> _RECORDS SHOWN_
+===+

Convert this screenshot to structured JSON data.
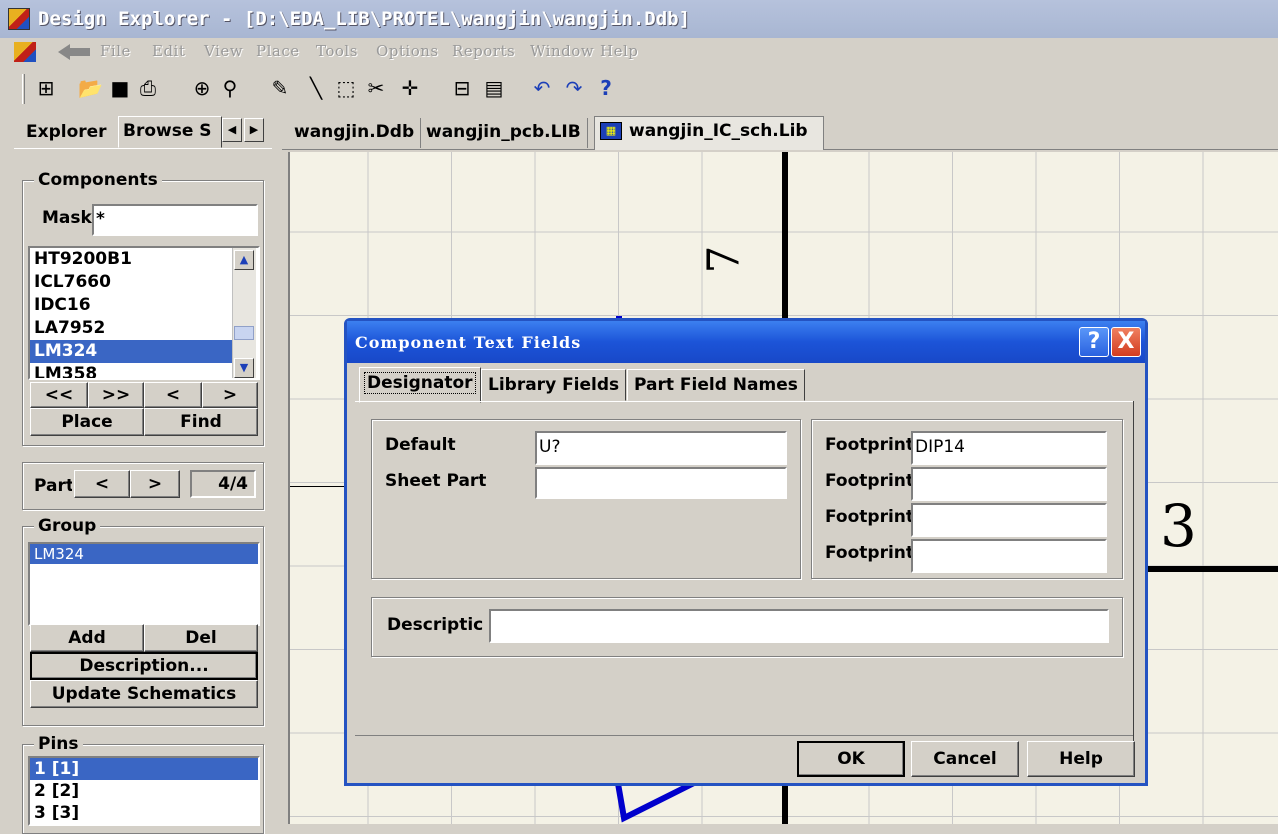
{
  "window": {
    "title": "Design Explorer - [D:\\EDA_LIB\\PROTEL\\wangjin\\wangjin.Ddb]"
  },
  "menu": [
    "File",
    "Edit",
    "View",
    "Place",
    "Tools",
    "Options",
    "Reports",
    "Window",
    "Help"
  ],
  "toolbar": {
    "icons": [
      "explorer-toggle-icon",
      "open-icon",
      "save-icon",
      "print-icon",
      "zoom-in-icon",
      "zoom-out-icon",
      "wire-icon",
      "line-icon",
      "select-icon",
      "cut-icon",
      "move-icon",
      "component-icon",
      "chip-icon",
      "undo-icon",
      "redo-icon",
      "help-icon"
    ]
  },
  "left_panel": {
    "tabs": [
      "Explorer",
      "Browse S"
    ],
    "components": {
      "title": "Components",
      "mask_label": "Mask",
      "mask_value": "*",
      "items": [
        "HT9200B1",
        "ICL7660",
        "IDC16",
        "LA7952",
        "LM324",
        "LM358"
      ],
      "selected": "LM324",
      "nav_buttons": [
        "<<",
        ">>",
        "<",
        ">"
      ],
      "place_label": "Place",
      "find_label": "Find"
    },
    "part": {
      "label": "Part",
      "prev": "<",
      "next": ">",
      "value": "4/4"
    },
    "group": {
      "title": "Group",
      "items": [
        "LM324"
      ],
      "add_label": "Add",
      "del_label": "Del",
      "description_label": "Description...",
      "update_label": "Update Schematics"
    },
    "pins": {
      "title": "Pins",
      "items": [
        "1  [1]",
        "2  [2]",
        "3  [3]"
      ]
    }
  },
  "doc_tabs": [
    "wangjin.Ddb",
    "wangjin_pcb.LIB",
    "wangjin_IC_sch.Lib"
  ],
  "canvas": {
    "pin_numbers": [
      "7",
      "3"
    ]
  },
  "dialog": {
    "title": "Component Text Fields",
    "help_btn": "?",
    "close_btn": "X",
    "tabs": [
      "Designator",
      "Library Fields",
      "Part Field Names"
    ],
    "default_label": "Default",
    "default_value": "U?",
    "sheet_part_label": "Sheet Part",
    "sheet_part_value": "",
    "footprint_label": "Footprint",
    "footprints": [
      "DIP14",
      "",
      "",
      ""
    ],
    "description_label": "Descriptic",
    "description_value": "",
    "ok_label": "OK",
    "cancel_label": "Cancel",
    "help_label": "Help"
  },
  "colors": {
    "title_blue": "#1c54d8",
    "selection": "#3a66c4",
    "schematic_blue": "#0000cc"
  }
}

+===+

> _WRITTEN REQUEST_
Write out every line above exactly as it is, leaving out the pictures.

> _RESULT FOR THIS TASK_
Convert this screenshot to structured JSON data.
{
  "window": {
    "title": "Design Explorer - [D:\\EDA_LIB\\PROTEL\\wangjin\\wangjin.Ddb]"
  },
  "menu": [
    "File",
    "Edit",
    "View",
    "Place",
    "Tools",
    "Options",
    "Reports",
    "Window",
    "Help"
  ],
  "toolbar": {
    "icons": [
      "explorer-toggle-icon",
      "open-icon",
      "save-icon",
      "print-icon",
      "zoom-in-icon",
      "zoom-out-icon",
      "wire-icon",
      "line-icon",
      "select-icon",
      "cut-icon",
      "move-icon",
      "component-icon",
      "chip-icon",
      "undo-icon",
      "redo-icon",
      "help-icon"
    ]
  },
  "left_panel": {
    "tabs": [
      "Explorer",
      "Browse S"
    ],
    "components": {
      "title": "Components",
      "mask_label": "Mask",
      "mask_value": "*",
      "items": [
        "HT9200B1",
        "ICL7660",
        "IDC16",
        "LA7952",
        "LM324",
        "LM358"
      ],
      "selected": "LM324",
      "nav_buttons": [
        "<<",
        ">>",
        "<",
        ">"
      ],
      "place_label": "Place",
      "find_label": "Find"
    },
    "part": {
      "label": "Part",
      "prev": "<",
      "next": ">",
      "value": "4/4"
    },
    "group": {
      "title": "Group",
      "items": [
        "LM324"
      ],
      "add_label": "Add",
      "del_label": "Del",
      "description_label": "Description...",
      "update_label": "Update Schematics"
    },
    "pins": {
      "title": "Pins",
      "items": [
        "1  [1]",
        "2  [2]",
        "3  [3]"
      ]
    }
  },
  "doc_tabs": [
    "wangjin.Ddb",
    "wangjin_pcb.LIB",
    "wangjin_IC_sch.Lib"
  ],
  "canvas": {
    "pin_numbers": [
      "7",
      "3"
    ]
  },
  "dialog": {
    "title": "Component Text Fields",
    "help_btn": "?",
    "close_btn": "X",
    "tabs": [
      "Designator",
      "Library Fields",
      "Part Field Names"
    ],
    "default_label": "Default",
    "default_value": "U?",
    "sheet_part_label": "Sheet Part",
    "sheet_part_value": "",
    "footprint_label": "Footprint",
    "footprints": [
      "DIP14",
      "",
      "",
      ""
    ],
    "description_label": "Descriptic",
    "description_value": "",
    "ok_label": "OK",
    "cancel_label": "Cancel",
    "help_label": "Help"
  },
  "colors": {
    "title_blue": "#1c54d8",
    "selection": "#3a66c4",
    "schematic_blue": "#0000cc"
  }
}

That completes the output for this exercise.